### TEXT EXTRACT
On 03/26/2010 03:28 PM, Scott Howard wrote:
> This is driving me crazy.  I install Ubuntu Server on a portable drive
> at home.  Fire it up on a wired network and check ifconfig.  It
> dutifully gives me the internal ip address from my router and is able to
> access the internet.  I then dutifully reboot the machine turning it off
> after everything is killed but before the reboot starts.
>
> The scene changes to my office where I turn on a different machine with
> no drives but the portable drive on the USB port.  Ubuntu server boots
> up and works just fine until I sudo ifconfig.  The internal loop shows
> 127.0.0.0 shows but the wired network ip address does not.
> Init.d/networking restart gets an eth0 no such device message.
>
> Ubuntu LiveCd on the office machine get the network and internet just
> fine.

Hi Scott,

I feel your pain, and have run into this before moving a CF disk between 
different embedded devices.

The problem is with udev. When your Linux system boots, the udev 
subsystem enumerates your hardware and sets up some dynamic rules files. 
What it's doing is noticing that the MAC address of your ethernet device 
has changed, and rather than overwriting it, it is creating a new ethX 
device. Your networking scripts, on the other hand, are trying to bring 
up eth0 specifically.

### AIM 1
Extract the passage of the Ubuntu networking email from "I feel your" up to and including "up eth0 specifically.".
### AIM 2
Extend the Ubuntu networking email, picking up after its final sentence.

### DATA ENTRIES
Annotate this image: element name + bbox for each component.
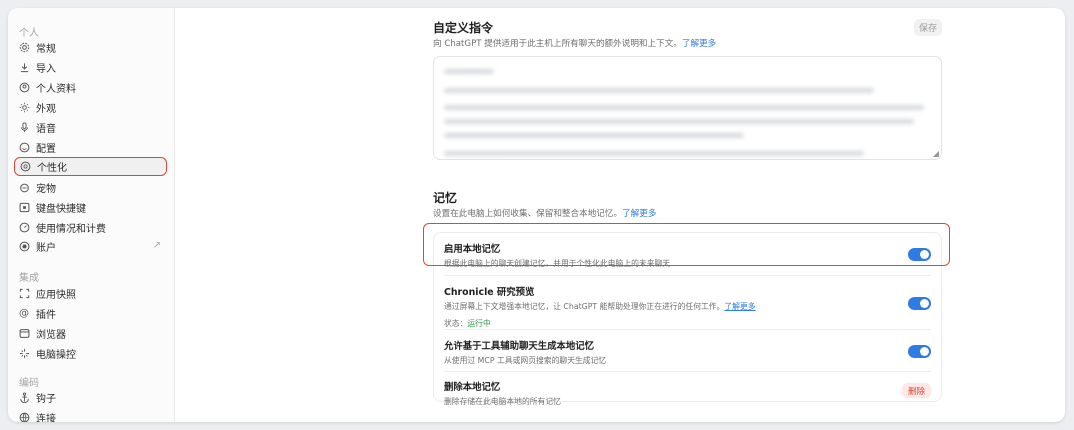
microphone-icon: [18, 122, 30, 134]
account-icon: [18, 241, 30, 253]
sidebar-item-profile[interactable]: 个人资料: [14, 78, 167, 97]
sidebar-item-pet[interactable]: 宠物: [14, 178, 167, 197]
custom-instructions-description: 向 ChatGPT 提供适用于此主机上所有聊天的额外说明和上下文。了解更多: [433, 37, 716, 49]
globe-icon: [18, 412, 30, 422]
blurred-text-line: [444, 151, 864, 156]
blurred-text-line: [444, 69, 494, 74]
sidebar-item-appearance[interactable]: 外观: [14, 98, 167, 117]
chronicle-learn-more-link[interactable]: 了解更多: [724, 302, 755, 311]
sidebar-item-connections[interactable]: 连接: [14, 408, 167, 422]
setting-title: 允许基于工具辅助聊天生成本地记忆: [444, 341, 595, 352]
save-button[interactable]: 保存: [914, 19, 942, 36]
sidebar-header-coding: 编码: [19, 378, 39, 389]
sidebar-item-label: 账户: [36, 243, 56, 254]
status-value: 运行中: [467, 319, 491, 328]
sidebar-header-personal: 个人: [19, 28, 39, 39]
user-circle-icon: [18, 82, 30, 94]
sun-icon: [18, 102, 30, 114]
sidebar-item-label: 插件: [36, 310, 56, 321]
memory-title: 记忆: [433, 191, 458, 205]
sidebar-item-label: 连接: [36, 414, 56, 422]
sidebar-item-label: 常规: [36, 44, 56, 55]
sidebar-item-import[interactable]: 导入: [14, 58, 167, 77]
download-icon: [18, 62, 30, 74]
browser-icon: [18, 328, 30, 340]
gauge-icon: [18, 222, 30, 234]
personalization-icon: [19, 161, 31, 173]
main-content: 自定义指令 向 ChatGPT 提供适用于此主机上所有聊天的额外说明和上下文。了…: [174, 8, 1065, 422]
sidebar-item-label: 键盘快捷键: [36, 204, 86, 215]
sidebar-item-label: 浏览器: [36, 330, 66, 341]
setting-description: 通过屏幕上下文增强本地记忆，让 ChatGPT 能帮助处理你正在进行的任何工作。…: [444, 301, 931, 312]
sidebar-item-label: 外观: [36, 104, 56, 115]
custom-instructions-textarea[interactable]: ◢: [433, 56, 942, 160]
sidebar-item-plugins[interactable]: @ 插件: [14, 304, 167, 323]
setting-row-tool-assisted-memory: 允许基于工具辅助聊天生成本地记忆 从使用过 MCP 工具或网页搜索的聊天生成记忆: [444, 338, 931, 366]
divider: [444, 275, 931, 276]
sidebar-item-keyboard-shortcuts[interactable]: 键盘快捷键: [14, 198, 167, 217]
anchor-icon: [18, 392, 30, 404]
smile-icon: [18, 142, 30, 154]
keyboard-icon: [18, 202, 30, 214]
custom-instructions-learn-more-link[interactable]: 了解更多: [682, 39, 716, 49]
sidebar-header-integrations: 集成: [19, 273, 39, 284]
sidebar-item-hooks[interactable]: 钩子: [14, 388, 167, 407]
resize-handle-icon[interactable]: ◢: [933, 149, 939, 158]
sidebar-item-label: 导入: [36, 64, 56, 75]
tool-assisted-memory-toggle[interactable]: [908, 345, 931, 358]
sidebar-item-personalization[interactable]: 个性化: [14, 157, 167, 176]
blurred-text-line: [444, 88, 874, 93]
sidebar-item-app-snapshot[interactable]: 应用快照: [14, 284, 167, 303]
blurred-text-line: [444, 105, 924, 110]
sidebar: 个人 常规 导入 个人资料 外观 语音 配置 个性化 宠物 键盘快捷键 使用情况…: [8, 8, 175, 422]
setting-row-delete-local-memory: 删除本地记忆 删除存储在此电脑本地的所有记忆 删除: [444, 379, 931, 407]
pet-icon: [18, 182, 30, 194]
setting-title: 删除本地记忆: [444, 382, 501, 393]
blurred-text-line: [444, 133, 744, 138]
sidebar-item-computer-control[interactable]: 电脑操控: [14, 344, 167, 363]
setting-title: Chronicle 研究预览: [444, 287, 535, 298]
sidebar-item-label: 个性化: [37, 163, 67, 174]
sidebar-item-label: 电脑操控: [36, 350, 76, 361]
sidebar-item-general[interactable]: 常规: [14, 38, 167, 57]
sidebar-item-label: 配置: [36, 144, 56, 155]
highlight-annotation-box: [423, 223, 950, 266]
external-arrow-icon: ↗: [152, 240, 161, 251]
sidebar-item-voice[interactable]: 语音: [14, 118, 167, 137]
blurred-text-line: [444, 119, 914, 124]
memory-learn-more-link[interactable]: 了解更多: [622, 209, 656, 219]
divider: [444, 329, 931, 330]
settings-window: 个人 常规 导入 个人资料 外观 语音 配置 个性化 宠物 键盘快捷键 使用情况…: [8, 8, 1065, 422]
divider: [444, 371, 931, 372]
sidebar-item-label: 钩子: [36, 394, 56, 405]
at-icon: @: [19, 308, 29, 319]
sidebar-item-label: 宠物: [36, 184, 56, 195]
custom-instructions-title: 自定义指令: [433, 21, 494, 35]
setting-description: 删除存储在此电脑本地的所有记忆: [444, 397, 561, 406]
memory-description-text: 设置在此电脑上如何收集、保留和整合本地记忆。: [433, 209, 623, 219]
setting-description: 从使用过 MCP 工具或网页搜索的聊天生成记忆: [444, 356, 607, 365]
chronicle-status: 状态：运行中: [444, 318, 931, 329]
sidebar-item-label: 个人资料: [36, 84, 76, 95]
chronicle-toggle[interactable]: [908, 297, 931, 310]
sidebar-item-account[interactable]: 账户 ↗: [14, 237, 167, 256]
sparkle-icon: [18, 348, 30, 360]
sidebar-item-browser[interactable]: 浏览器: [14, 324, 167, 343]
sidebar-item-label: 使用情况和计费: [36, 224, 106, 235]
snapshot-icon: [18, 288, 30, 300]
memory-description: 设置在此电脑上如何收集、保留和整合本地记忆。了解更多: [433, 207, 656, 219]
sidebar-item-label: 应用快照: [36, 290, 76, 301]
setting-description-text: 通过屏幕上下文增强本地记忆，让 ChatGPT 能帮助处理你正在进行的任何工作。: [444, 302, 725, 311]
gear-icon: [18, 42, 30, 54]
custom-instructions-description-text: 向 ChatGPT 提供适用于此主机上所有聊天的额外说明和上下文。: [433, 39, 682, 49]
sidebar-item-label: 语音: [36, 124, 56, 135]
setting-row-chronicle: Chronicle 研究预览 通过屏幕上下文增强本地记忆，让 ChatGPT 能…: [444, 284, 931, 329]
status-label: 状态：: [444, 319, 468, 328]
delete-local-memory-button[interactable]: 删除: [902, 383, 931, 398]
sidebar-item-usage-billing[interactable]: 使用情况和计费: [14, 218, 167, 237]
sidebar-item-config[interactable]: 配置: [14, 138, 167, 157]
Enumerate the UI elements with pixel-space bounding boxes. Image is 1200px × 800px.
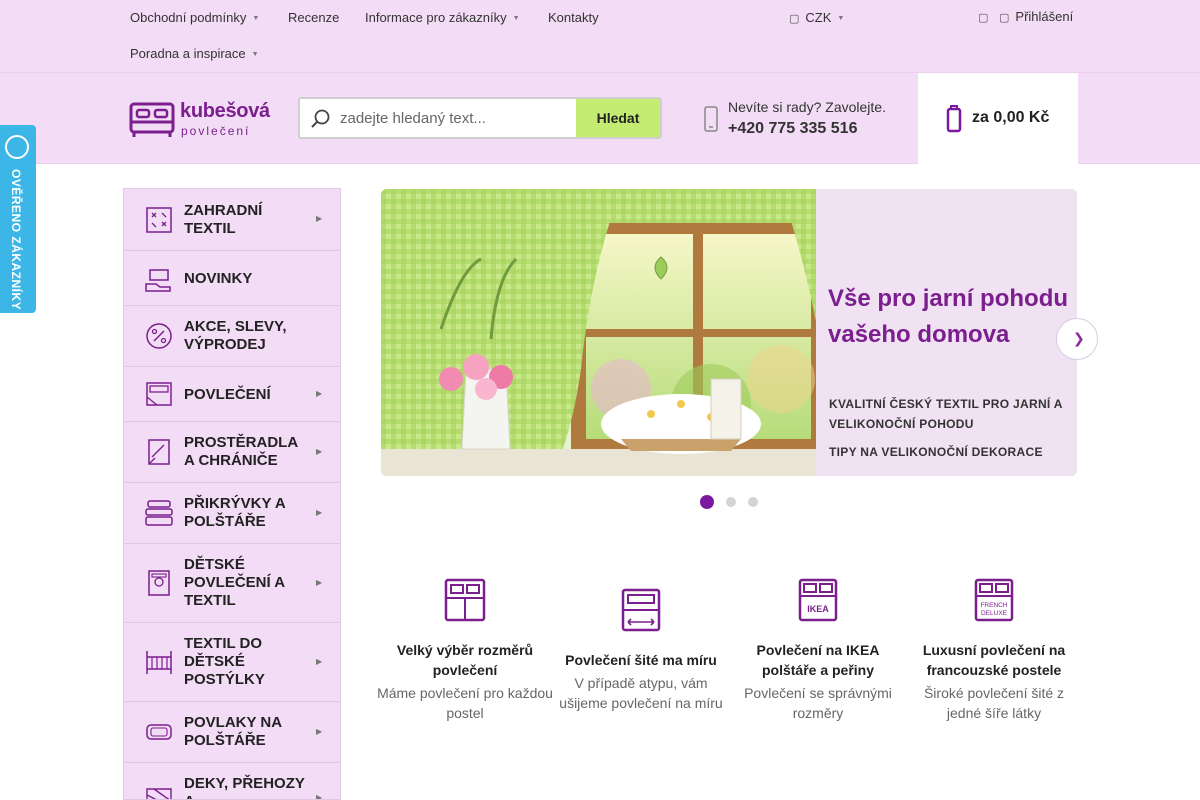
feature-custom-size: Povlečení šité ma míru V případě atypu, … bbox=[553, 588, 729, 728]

### TASK RESULT 1
I feel your pain, and have run into this before moving a CF disk between 
different embedded devices.

The problem is with udev. When your Linux system boots, the udev 
subsystem enumerates your hardware and sets up some dynamic rules files. 
What it's doing is noticing that the MAC address of your ethernet device 
has changed, and rather than overwriting it, it is creating a new ethX 
device. Your networking scripts, on the other hand, are trying to bring 
up eth0 specifically.

### TASK RESULT 2
Look in your /etc/udev/rules.d/ directory for a file named 
"persistent-net.rules" or thereabouts. If inside that file you see 
entries for multiple ethernet interfaces (e.g, eth0, eth1, eth2, etc), 
and you only have one wired NIC in each of your machines, then you have 
confirmed that this is the source of the problem.

The solution I've used (which may not be the Right Way to do it) is to 
delete this rules file and reboot. The file will get regenerated again 
and will use your current NIC as eth0 again.

If you're only moving this disk between two different computers, you 
could also go ahead and create a DHCP connection for eth1. However, if 
you're moving the disk between N computers, the deletion route is 
probably simpler.

Let me know if this works for you.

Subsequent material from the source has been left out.